### Data items

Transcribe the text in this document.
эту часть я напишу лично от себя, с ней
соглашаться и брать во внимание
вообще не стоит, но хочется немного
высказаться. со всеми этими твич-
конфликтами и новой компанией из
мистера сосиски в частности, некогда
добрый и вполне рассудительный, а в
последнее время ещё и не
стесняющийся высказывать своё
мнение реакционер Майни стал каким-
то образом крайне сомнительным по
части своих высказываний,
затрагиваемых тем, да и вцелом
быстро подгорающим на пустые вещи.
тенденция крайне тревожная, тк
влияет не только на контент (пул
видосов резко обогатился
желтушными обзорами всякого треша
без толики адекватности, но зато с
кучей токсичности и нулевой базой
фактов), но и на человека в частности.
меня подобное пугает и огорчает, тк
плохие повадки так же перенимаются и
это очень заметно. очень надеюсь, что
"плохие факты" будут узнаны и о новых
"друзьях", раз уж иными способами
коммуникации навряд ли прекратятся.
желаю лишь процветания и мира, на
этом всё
* * *
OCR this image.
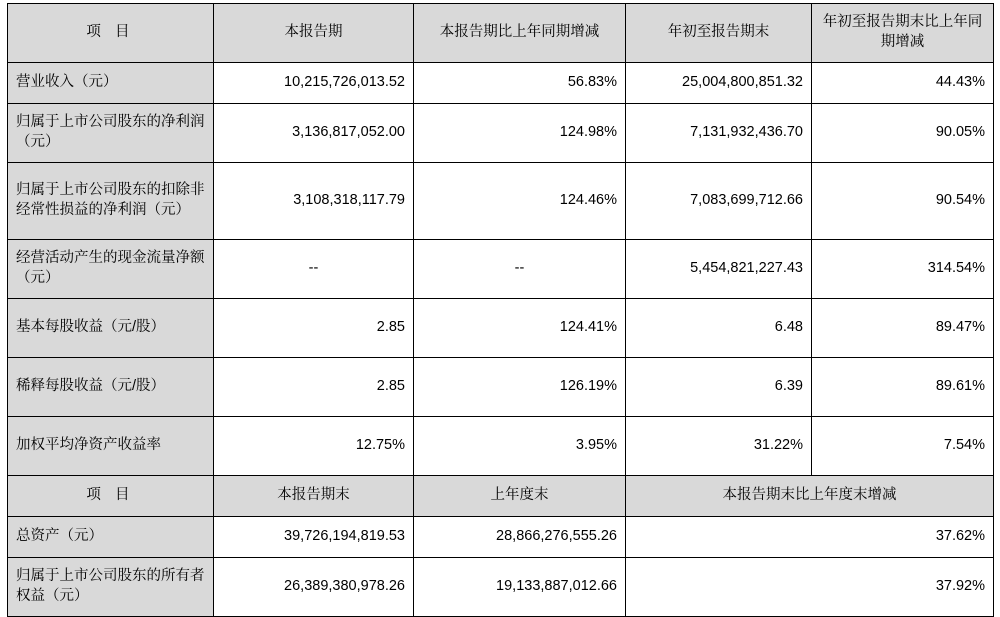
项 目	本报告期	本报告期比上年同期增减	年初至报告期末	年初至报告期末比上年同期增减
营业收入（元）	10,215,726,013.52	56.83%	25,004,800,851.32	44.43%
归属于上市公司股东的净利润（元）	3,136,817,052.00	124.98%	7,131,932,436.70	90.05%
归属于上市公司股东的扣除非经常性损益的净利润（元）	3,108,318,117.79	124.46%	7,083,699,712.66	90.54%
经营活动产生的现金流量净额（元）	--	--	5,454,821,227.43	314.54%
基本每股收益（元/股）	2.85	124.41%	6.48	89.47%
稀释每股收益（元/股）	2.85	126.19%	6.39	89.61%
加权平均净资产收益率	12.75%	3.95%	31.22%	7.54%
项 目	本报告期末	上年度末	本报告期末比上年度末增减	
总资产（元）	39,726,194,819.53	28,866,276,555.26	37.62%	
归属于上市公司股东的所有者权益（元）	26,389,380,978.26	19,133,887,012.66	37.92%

### DESCRIPTION OF THE TASK
Read the entries and select each line where the word "частности" is found.

### FULL ANSWER
мистера сосиски в частности, некогда
фактов), но и на человека в частности.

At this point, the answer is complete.